**Goal**
Give back the entire listing verbatim.

------ Given data

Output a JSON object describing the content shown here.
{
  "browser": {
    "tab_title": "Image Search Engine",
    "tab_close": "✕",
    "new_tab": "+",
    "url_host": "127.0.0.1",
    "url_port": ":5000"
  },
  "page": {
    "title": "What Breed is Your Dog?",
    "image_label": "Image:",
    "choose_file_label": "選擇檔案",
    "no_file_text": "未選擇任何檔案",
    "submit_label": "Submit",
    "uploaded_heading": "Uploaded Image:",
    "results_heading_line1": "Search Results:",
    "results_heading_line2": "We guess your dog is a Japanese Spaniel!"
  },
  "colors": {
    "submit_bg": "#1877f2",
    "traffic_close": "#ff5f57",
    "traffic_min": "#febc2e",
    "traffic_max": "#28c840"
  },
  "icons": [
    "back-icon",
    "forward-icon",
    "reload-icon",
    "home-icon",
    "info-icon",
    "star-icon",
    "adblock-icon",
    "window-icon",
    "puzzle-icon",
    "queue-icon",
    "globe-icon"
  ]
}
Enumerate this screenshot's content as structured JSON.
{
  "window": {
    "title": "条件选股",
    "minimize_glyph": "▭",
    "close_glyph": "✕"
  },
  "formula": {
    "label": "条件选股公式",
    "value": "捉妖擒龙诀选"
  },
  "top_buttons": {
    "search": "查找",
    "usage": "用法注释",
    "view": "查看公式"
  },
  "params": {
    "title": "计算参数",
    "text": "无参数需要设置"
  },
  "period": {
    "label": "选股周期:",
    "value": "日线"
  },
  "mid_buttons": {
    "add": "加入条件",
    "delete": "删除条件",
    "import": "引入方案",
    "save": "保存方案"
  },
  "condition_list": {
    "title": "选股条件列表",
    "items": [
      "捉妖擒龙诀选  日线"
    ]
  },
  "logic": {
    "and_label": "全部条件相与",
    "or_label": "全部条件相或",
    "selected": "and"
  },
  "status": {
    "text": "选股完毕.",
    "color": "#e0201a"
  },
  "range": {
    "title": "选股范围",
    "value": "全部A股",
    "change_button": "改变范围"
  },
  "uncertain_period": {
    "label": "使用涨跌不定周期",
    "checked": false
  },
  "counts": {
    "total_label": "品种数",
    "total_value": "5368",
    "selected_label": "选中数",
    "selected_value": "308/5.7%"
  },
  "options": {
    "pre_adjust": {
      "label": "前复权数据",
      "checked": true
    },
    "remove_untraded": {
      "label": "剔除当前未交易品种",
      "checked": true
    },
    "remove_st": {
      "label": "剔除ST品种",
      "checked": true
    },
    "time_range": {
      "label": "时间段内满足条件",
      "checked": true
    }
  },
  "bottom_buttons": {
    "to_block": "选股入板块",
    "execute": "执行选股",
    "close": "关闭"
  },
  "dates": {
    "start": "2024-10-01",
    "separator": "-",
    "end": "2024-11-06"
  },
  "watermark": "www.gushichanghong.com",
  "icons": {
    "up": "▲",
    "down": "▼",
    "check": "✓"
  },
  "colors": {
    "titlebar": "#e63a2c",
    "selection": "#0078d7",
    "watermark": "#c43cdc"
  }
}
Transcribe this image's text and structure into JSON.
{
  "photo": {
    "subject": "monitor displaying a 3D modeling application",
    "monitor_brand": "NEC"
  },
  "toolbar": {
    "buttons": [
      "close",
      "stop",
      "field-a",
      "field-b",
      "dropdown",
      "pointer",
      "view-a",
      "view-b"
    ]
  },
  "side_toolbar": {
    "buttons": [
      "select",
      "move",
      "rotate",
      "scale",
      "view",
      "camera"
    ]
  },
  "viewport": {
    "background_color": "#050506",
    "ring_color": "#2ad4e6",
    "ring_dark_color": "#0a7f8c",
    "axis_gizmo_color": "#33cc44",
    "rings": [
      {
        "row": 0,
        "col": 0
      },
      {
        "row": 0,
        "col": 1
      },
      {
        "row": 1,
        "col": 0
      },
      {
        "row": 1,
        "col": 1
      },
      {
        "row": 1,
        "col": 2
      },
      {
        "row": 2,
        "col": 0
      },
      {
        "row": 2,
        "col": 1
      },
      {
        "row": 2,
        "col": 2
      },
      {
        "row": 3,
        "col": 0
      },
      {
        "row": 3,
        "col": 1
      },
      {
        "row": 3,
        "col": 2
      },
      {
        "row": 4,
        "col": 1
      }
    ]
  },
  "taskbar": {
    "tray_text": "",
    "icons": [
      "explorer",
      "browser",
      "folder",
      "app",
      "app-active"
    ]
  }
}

------------

**Finished exercise**
Output a JSON object describing the content shown here.
{
  "browser": {
    "tab_title": "Image Search Engine",
    "tab_close": "✕",
    "new_tab": "+",
    "url_host": "127.0.0.1",
    "url_port": ":5000"
  },
  "page": {
    "title": "What Breed is Your Dog?",
    "image_label": "Image:",
    "choose_file_label": "選擇檔案",
    "no_file_text": "未選擇任何檔案",
    "submit_label": "Submit",
    "uploaded_heading": "Uploaded Image:",
    "results_heading_line1": "Search Results:",
    "results_heading_line2": "We guess your dog is a Japanese Spaniel!"
  },
  "colors": {
    "submit_bg": "#1877f2",
    "traffic_close": "#ff5f57",
    "traffic_min": "#febc2e",
    "traffic_max": "#28c840"
  },
  "icons": [
    "back-icon",
    "forward-icon",
    "reload-icon",
    "home-icon",
    "info-icon",
    "star-icon",
    "adblock-icon",
    "window-icon",
    "puzzle-icon",
    "queue-icon",
    "globe-icon"
  ]
}
Enumerate this screenshot's content as structured JSON.
{
  "window": {
    "title": "条件选股",
    "minimize_glyph": "▭",
    "close_glyph": "✕"
  },
  "formula": {
    "label": "条件选股公式",
    "value": "捉妖擒龙诀选"
  },
  "top_buttons": {
    "search": "查找",
    "usage": "用法注释",
    "view": "查看公式"
  },
  "params": {
    "title": "计算参数",
    "text": "无参数需要设置"
  },
  "period": {
    "label": "选股周期:",
    "value": "日线"
  },
  "mid_buttons": {
    "add": "加入条件",
    "delete": "删除条件",
    "import": "引入方案",
    "save": "保存方案"
  },
  "condition_list": {
    "title": "选股条件列表",
    "items": [
      "捉妖擒龙诀选  日线"
    ]
  },
  "logic": {
    "and_label": "全部条件相与",
    "or_label": "全部条件相或",
    "selected": "and"
  },
  "status": {
    "text": "选股完毕.",
    "color": "#e0201a"
  },
  "range": {
    "title": "选股范围",
    "value": "全部A股",
    "change_button": "改变范围"
  },
  "uncertain_period": {
    "label": "使用涨跌不定周期",
    "checked": false
  },
  "counts": {
    "total_label": "品种数",
    "total_value": "5368",
    "selected_label": "选中数",
    "selected_value": "308/5.7%"
  },
  "options": {
    "pre_adjust": {
      "label": "前复权数据",
      "checked": true
    },
    "remove_untraded": {
      "label": "剔除当前未交易品种",
      "checked": true
    },
    "remove_st": {
      "label": "剔除ST品种",
      "checked": true
    },
    "time_range": {
      "label": "时间段内满足条件",
      "checked": true
    }
  },
  "bottom_buttons": {
    "to_block": "选股入板块",
    "execute": "执行选股",
    "close": "关闭"
  },
  "dates": {
    "start": "2024-10-01",
    "separator": "-",
    "end": "2024-11-06"
  },
  "watermark": "www.gushichanghong.com",
  "icons": {
    "up": "▲",
    "down": "▼",
    "check": "✓"
  },
  "colors": {
    "titlebar": "#e63a2c",
    "selection": "#0078d7",
    "watermark": "#c43cdc"
  }
}
Transcribe this image's text and structure into JSON.
{
  "photo": {
    "subject": "monitor displaying a 3D modeling application",
    "monitor_brand": "NEC"
  },
  "toolbar": {
    "buttons": [
      "close",
      "stop",
      "field-a",
      "field-b",
      "dropdown",
      "pointer",
      "view-a",
      "view-b"
    ]
  },
  "side_toolbar": {
    "buttons": [
      "select",
      "move",
      "rotate",
      "scale",
      "view",
      "camera"
    ]
  },
  "viewport": {
    "background_color": "#050506",
    "ring_color": "#2ad4e6",
    "ring_dark_color": "#0a7f8c",
    "axis_gizmo_color": "#33cc44",
    "rings": [
      {
        "row": 0,
        "col": 0
      },
      {
        "row": 0,
        "col": 1
      },
      {
        "row": 1,
        "col": 0
      },
      {
        "row": 1,
        "col": 1
      },
      {
        "row": 1,
        "col": 2
      },
      {
        "row": 2,
        "col": 0
      },
      {
        "row": 2,
        "col": 1
      },
      {
        "row": 2,
        "col": 2
      },
      {
        "row": 3,
        "col": 0
      },
      {
        "row": 3,
        "col": 1
      },
      {
        "row": 3,
        "col": 2
      },
      {
        "row": 4,
        "col": 1
      }
    ]
  },
  "taskbar": {
    "tray_text": "",
    "icons": [
      "explorer",
      "browser",
      "folder",
      "app",
      "app-active"
    ]
  }
}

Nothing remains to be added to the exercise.